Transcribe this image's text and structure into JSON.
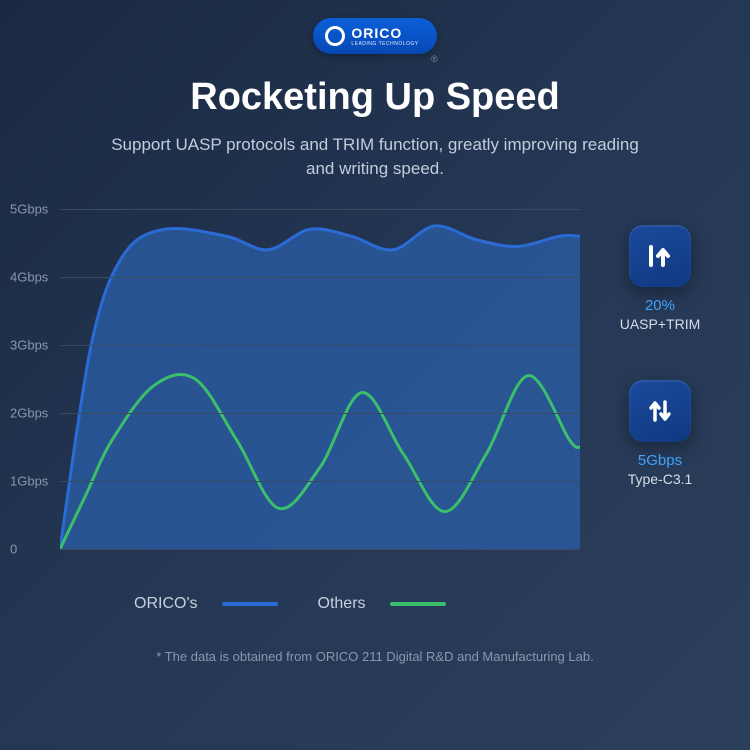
{
  "brand": {
    "name": "ORICO",
    "tagline": "LEADING TECHNOLOGY",
    "registered_mark": "®"
  },
  "headline": "Rocketing Up Speed",
  "subhead": "Support UASP protocols and TRIM function, greatly improving reading and writing speed.",
  "chart": {
    "type": "area",
    "ylabel_unit": "Gbps",
    "ylim": [
      0,
      5
    ],
    "ytick_step": 1,
    "ytick_labels": [
      "0",
      "1Gbps",
      "2Gbps",
      "3Gbps",
      "4Gbps",
      "5Gbps"
    ],
    "grid_color": "#3a4a63",
    "background_color": "transparent",
    "label_color": "#8a97ad",
    "label_fontsize": 13,
    "series": [
      {
        "name": "ORICO's",
        "stroke": "#2b6bd6",
        "fill": "#2b5fa8",
        "fill_opacity": 0.75,
        "line_width": 3,
        "points_x": [
          0,
          0.06,
          0.12,
          0.2,
          0.32,
          0.4,
          0.48,
          0.56,
          0.64,
          0.72,
          0.8,
          0.88,
          0.96,
          1.0
        ],
        "points_y": [
          0,
          3.0,
          4.3,
          4.7,
          4.6,
          4.4,
          4.7,
          4.6,
          4.4,
          4.75,
          4.55,
          4.45,
          4.6,
          4.6
        ]
      },
      {
        "name": "Others",
        "stroke": "#3bbf6a",
        "fill": "none",
        "line_width": 3,
        "points_x": [
          0,
          0.05,
          0.1,
          0.18,
          0.26,
          0.34,
          0.42,
          0.5,
          0.58,
          0.66,
          0.74,
          0.82,
          0.9,
          0.98,
          1.0
        ],
        "points_y": [
          0,
          0.8,
          1.6,
          2.4,
          2.5,
          1.6,
          0.6,
          1.2,
          2.3,
          1.4,
          0.55,
          1.4,
          2.55,
          1.6,
          1.5
        ]
      }
    ]
  },
  "badges": [
    {
      "icon": "speed-up-icon",
      "value": "20%",
      "label": "UASP+TRIM",
      "value_color": "#3fa3ff"
    },
    {
      "icon": "transfer-icon",
      "value": "5Gbps",
      "label": "Type-C3.1",
      "value_color": "#3fa3ff"
    }
  ],
  "legend": [
    {
      "label": "ORICO's",
      "color": "#2b6bd6"
    },
    {
      "label": "Others",
      "color": "#3bbf6a"
    }
  ],
  "footnote": "* The data is obtained from ORICO 211 Digital R&D and Manufacturing Lab."
}
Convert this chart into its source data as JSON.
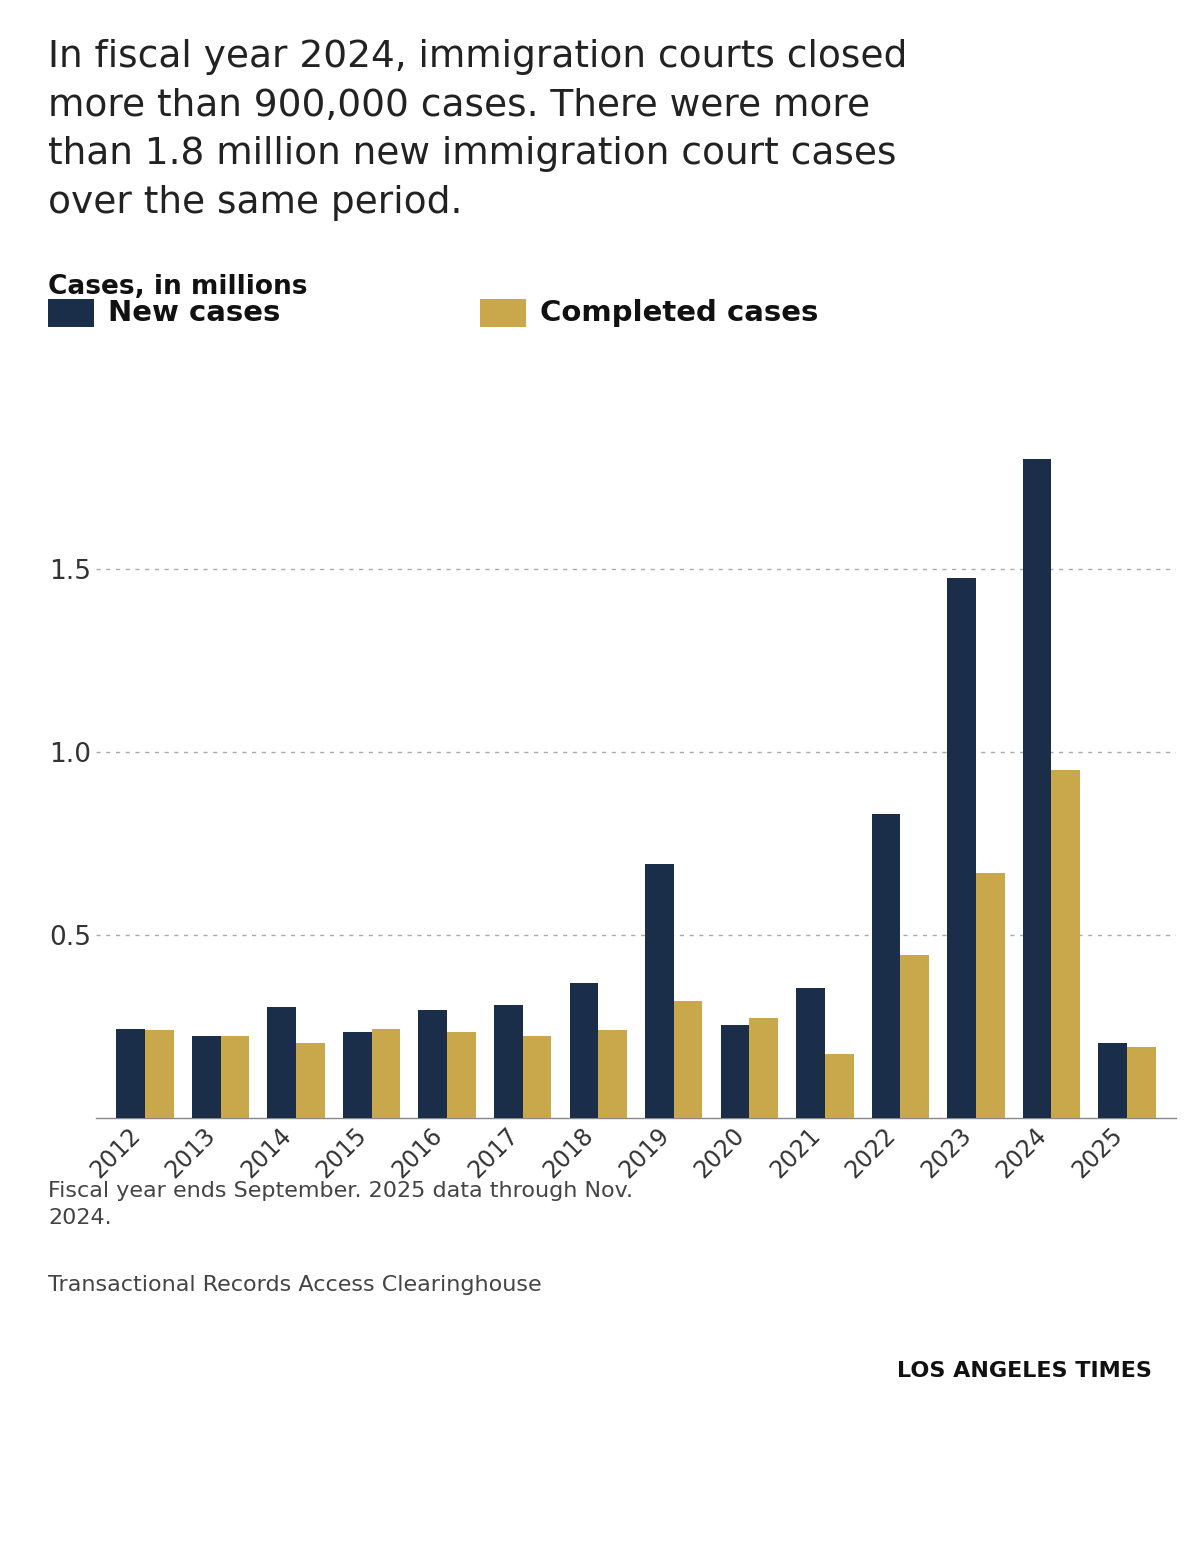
{
  "years": [
    2012,
    2013,
    2014,
    2015,
    2016,
    2017,
    2018,
    2019,
    2020,
    2021,
    2022,
    2023,
    2024,
    2025
  ],
  "new_cases": [
    0.245,
    0.225,
    0.305,
    0.235,
    0.295,
    0.31,
    0.37,
    0.695,
    0.255,
    0.355,
    0.83,
    1.475,
    1.8,
    0.205
  ],
  "completed_cases": [
    0.24,
    0.225,
    0.205,
    0.245,
    0.235,
    0.225,
    0.24,
    0.32,
    0.275,
    0.175,
    0.445,
    0.67,
    0.95,
    0.195
  ],
  "new_color": "#1a2e4a",
  "completed_color": "#c8a84b",
  "background_color": "#ffffff",
  "title_text": "In fiscal year 2024, immigration courts closed\nmore than 900,000 cases. There were more\nthan 1.8 million new immigration court cases\nover the same period.",
  "ylabel": "Cases, in millions",
  "legend_new": "New cases",
  "legend_completed": "Completed cases",
  "footnote1": "Fiscal year ends September. 2025 data through Nov.\n2024.",
  "footnote2": "Transactional Records Access Clearinghouse",
  "footnote3": "LOS ANGELES TIMES",
  "yticks": [
    0.5,
    1.0,
    1.5
  ],
  "ymax": 2.05
}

________________________

Your copy should hold every record word for word and none of the pictures.

- [The reply]
Transcribe this image's text and structure into JSON.
{
  "brand": {
    "name": "ORICO",
    "tagline": "LEADING TECHNOLOGY",
    "registered_mark": "®"
  },
  "headline": "Rocketing Up Speed",
  "subhead": "Support UASP protocols and TRIM function, greatly improving reading and writing speed.",
  "chart": {
    "type": "area",
    "ylabel_unit": "Gbps",
    "ylim": [
      0,
      5
    ],
    "ytick_step": 1,
    "ytick_labels": [
      "0",
      "1Gbps",
      "2Gbps",
      "3Gbps",
      "4Gbps",
      "5Gbps"
    ],
    "grid_color": "#3a4a63",
    "background_color": "transparent",
    "label_color": "#8a97ad",
    "label_fontsize": 13,
    "series": [
      {
        "name": "ORICO's",
        "stroke": "#2b6bd6",
        "fill": "#2b5fa8",
        "fill_opacity": 0.75,
        "line_width": 3,
        "points_x": [
          0,
          0.06,
          0.12,
          0.2,
          0.32,
          0.4,
          0.48,
          0.56,
          0.64,
          0.72,
          0.8,
          0.88,
          0.96,
          1.0
        ],
        "points_y": [
          0,
          3.0,
          4.3,
          4.7,
          4.6,
          4.4,
          4.7,
          4.6,
          4.4,
          4.75,
          4.55,
          4.45,
          4.6,
          4.6
        ]
      },
      {
        "name": "Others",
        "stroke": "#3bbf6a",
        "fill": "none",
        "line_width": 3,
        "points_x": [
          0,
          0.05,
          0.1,
          0.18,
          0.26,
          0.34,
          0.42,
          0.5,
          0.58,
          0.66,
          0.74,
          0.82,
          0.9,
          0.98,
          1.0
        ],
        "points_y": [
          0,
          0.8,
          1.6,
          2.4,
          2.5,
          1.6,
          0.6,
          1.2,
          2.3,
          1.4,
          0.55,
          1.4,
          2.55,
          1.6,
          1.5
        ]
      }
    ]
  },
  "badges": [
    {
      "icon": "speed-up-icon",
      "value": "20%",
      "label": "UASP+TRIM",
      "value_color": "#3fa3ff"
    },
    {
      "icon": "transfer-icon",
      "value": "5Gbps",
      "label": "Type-C3.1",
      "value_color": "#3fa3ff"
    }
  ],
  "legend": [
    {
      "label": "ORICO's",
      "color": "#2b6bd6"
    },
    {
      "label": "Others",
      "color": "#3bbf6a"
    }
  ],
  "footnote": "* The data is obtained from ORICO 211 Digital R&D and Manufacturing Lab."
}
Convert this chart into its source data as JSON.
{
  "years": [
    2012,
    2013,
    2014,
    2015,
    2016,
    2017,
    2018,
    2019,
    2020,
    2021,
    2022,
    2023,
    2024,
    2025
  ],
  "new_cases": [
    0.245,
    0.225,
    0.305,
    0.235,
    0.295,
    0.31,
    0.37,
    0.695,
    0.255,
    0.355,
    0.83,
    1.475,
    1.8,
    0.205
  ],
  "completed_cases": [
    0.24,
    0.225,
    0.205,
    0.245,
    0.235,
    0.225,
    0.24,
    0.32,
    0.275,
    0.175,
    0.445,
    0.67,
    0.95,
    0.195
  ],
  "new_color": "#1a2e4a",
  "completed_color": "#c8a84b",
  "background_color": "#ffffff",
  "title_text": "In fiscal year 2024, immigration courts closed\nmore than 900,000 cases. There were more\nthan 1.8 million new immigration court cases\nover the same period.",
  "ylabel": "Cases, in millions",
  "legend_new": "New cases",
  "legend_completed": "Completed cases",
  "footnote1": "Fiscal year ends September. 2025 data through Nov.\n2024.",
  "footnote2": "Transactional Records Access Clearinghouse",
  "footnote3": "LOS ANGELES TIMES",
  "yticks": [
    0.5,
    1.0,
    1.5
  ],
  "ymax": 2.05
}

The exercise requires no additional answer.